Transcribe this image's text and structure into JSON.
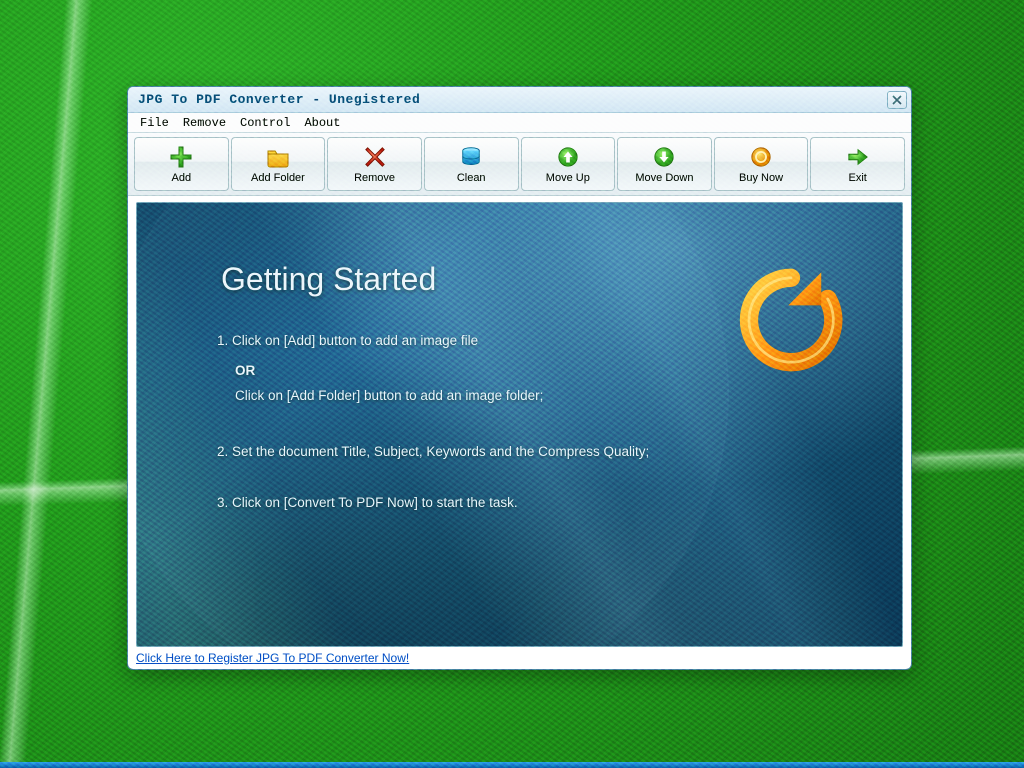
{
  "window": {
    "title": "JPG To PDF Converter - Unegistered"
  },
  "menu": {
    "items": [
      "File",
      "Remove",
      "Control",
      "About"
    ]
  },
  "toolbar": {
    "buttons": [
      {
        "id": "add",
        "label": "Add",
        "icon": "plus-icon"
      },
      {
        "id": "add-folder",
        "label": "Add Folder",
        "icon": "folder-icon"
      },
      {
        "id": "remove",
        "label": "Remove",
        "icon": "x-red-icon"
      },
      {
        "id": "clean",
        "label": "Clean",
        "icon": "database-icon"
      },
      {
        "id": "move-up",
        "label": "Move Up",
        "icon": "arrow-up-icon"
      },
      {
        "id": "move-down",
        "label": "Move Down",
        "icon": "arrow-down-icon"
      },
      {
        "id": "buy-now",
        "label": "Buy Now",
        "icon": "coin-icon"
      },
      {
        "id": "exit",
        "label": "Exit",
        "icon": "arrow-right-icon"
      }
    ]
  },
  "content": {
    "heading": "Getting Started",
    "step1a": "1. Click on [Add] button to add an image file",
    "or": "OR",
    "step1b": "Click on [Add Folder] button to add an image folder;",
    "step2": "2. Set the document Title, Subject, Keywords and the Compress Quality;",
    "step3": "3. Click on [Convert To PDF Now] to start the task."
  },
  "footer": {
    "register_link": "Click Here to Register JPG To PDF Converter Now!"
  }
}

□ □ □ □ □ □ □

◆ WHAT TO DO
Copy every line of the entries above in which "label" occurs.

◆ COMPLETED EXERCISE
        "label": "Add",
        "label": "Add Folder",
        "label": "Remove",
        "label": "Clean",
        "label": "Move Up",
        "label": "Move Down",
        "label": "Buy Now",
        "label": "Exit",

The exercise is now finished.